Items listed in a dataset:
· · · ·
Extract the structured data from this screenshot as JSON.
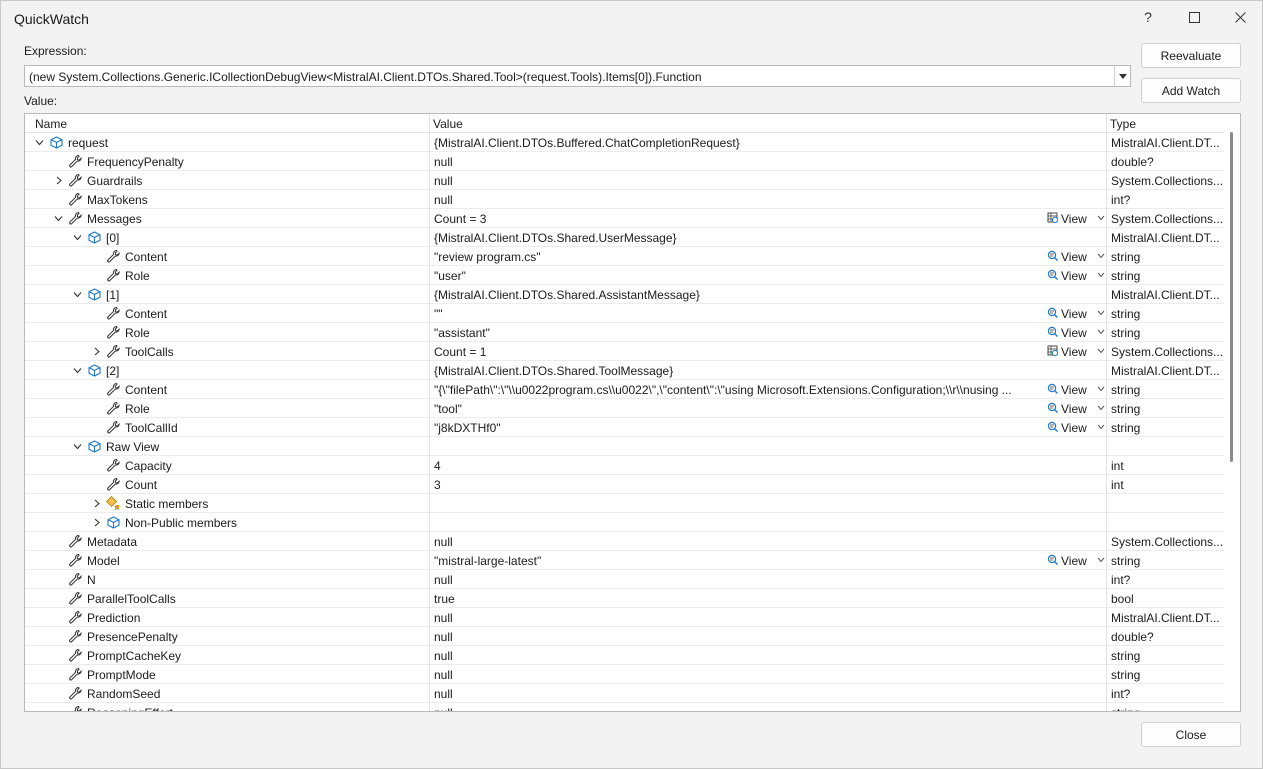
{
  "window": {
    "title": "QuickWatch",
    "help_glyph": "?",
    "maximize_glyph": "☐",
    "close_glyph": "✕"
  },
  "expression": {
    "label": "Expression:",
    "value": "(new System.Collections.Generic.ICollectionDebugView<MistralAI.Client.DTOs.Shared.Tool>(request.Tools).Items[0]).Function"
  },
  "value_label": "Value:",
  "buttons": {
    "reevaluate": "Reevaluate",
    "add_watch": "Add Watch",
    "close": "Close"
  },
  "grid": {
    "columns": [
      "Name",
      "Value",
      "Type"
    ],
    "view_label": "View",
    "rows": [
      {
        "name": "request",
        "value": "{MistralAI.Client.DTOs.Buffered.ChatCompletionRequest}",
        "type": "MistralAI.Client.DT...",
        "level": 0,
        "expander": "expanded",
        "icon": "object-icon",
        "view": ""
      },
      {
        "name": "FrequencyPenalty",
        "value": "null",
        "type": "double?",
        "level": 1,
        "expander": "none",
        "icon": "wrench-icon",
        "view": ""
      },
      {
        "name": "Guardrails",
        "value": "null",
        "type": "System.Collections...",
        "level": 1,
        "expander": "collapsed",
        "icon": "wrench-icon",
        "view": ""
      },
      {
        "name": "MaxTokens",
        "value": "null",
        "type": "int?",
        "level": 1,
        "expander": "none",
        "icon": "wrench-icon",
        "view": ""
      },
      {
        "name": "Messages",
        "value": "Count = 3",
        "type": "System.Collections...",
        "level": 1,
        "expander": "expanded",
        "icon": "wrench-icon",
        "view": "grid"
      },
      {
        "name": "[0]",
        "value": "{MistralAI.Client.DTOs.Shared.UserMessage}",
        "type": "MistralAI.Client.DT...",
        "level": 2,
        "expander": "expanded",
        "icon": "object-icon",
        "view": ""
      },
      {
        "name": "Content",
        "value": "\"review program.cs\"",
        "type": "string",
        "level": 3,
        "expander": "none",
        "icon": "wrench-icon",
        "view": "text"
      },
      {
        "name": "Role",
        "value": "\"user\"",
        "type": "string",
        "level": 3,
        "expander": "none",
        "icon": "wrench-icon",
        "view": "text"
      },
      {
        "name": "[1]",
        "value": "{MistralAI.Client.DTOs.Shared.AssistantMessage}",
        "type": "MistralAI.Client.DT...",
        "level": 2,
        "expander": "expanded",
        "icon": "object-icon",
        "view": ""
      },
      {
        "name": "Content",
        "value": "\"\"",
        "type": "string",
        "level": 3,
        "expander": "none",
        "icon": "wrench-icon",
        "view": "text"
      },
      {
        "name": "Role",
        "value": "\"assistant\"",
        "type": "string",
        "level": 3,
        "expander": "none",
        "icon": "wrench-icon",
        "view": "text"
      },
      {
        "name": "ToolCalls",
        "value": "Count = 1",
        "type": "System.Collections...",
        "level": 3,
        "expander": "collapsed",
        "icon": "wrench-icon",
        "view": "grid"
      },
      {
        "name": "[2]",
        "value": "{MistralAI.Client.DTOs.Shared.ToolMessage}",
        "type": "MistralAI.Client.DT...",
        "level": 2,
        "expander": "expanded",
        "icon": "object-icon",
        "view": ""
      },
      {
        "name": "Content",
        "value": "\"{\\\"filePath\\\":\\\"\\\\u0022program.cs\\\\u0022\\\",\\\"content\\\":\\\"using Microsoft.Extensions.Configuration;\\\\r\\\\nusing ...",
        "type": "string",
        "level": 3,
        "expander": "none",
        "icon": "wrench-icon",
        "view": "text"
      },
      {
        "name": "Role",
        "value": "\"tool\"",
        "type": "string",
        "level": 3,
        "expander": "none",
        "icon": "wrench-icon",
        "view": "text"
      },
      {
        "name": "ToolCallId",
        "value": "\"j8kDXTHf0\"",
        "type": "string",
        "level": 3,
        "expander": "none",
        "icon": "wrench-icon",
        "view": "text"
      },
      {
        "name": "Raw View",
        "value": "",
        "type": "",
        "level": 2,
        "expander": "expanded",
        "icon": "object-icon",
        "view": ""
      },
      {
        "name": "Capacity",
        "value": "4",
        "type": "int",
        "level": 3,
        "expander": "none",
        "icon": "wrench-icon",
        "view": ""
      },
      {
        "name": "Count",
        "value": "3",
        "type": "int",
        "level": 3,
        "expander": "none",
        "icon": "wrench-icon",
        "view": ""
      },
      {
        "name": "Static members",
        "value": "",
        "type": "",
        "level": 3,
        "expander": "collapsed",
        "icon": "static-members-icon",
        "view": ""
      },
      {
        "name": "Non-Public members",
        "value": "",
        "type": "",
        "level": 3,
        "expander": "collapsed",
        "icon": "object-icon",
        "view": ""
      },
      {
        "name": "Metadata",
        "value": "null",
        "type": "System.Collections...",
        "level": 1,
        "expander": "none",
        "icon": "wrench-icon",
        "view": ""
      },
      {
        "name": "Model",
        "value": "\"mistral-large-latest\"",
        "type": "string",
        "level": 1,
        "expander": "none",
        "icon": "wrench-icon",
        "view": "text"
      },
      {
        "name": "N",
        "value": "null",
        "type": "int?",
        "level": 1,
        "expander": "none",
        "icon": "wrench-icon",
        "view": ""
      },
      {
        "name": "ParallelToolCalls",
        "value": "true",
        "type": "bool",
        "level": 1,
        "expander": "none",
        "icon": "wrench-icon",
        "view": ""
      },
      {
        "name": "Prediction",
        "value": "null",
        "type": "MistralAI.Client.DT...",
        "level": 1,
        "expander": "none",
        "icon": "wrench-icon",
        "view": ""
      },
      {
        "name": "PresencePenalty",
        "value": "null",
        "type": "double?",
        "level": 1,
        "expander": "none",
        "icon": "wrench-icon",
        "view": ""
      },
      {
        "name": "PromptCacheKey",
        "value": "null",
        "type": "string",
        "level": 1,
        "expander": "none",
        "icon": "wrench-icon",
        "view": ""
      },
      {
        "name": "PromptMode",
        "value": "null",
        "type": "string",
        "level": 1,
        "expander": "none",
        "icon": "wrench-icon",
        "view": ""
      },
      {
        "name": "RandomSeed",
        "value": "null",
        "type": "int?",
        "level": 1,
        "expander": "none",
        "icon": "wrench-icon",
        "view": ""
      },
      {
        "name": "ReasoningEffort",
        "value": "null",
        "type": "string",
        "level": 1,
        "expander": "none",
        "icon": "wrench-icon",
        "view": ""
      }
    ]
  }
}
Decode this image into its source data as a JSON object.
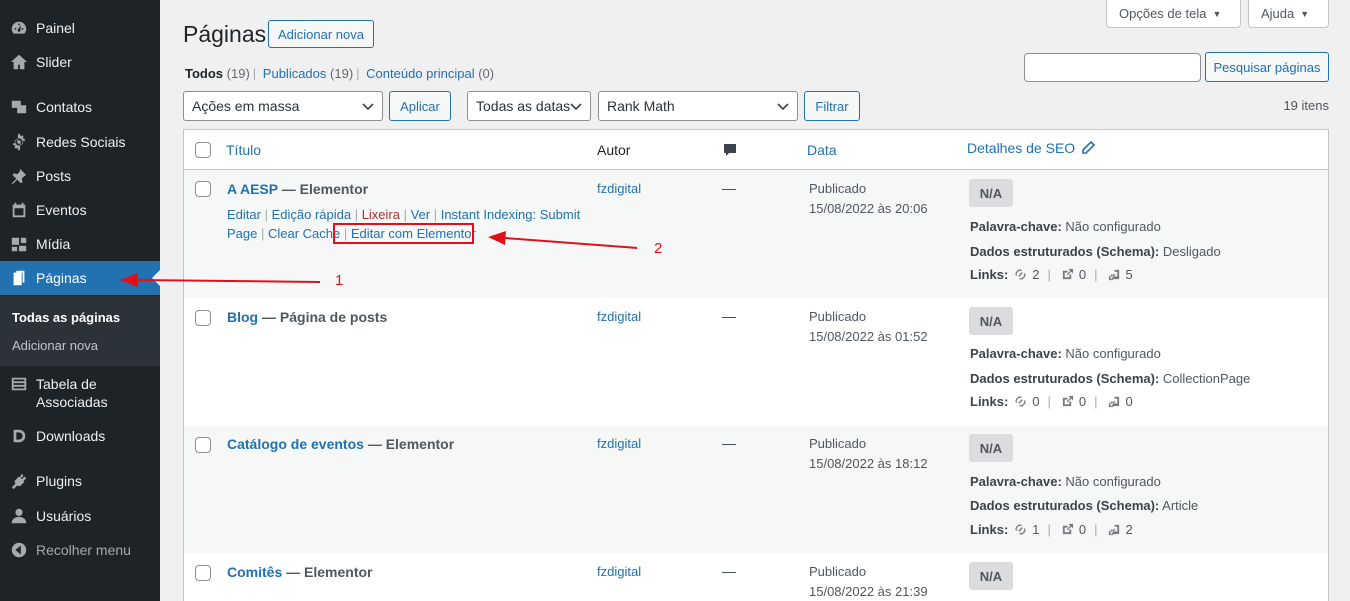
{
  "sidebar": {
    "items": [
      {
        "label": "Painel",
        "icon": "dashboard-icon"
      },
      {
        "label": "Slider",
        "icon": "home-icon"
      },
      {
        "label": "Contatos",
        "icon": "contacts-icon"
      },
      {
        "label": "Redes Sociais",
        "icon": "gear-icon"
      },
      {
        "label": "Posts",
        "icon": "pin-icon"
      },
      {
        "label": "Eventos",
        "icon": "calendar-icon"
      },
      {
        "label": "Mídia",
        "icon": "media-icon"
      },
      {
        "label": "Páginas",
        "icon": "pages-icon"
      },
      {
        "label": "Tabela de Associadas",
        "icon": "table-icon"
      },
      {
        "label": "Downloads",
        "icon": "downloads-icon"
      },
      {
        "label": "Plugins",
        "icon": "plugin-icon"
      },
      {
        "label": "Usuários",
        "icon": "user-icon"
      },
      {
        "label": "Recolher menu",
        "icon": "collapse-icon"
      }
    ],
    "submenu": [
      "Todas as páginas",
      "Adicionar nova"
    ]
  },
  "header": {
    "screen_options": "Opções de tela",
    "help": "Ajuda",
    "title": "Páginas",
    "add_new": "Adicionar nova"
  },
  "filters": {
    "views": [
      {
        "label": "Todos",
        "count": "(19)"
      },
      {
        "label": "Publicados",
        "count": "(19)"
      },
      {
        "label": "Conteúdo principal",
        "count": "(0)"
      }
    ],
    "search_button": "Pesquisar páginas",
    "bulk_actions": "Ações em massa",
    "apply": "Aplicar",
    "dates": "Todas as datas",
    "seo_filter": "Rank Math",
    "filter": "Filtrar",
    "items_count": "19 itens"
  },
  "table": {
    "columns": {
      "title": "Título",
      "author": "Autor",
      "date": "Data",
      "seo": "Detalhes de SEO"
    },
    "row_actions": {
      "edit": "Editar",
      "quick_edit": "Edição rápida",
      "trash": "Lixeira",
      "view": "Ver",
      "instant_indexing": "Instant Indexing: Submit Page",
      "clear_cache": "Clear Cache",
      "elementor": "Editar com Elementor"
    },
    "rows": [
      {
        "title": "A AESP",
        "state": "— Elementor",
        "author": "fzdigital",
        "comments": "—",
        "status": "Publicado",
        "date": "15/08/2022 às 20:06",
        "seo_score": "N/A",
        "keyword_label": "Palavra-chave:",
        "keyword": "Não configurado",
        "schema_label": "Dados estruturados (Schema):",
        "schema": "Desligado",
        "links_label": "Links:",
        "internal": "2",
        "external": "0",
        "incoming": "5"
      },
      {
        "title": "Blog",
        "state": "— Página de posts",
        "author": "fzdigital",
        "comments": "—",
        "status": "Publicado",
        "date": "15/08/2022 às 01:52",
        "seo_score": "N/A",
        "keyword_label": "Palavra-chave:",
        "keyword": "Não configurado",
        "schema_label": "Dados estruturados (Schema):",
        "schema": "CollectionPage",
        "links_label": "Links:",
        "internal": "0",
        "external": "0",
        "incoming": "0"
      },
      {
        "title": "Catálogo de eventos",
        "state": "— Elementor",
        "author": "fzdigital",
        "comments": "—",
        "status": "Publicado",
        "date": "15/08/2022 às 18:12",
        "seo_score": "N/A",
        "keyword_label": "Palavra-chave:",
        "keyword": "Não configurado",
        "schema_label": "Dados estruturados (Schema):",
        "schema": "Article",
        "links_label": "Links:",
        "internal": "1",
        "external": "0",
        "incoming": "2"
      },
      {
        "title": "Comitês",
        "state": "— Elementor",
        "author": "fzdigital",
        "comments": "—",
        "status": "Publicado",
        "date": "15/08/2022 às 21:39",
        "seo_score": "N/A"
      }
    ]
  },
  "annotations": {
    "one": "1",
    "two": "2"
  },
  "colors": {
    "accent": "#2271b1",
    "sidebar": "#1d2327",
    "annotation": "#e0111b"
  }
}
· · · ·
[Instruction] Pick out and copy the lines of the material that include the word "Editar".

[Finished answer]
      "edit": "Editar",
      "elementor": "Editar com Elementor"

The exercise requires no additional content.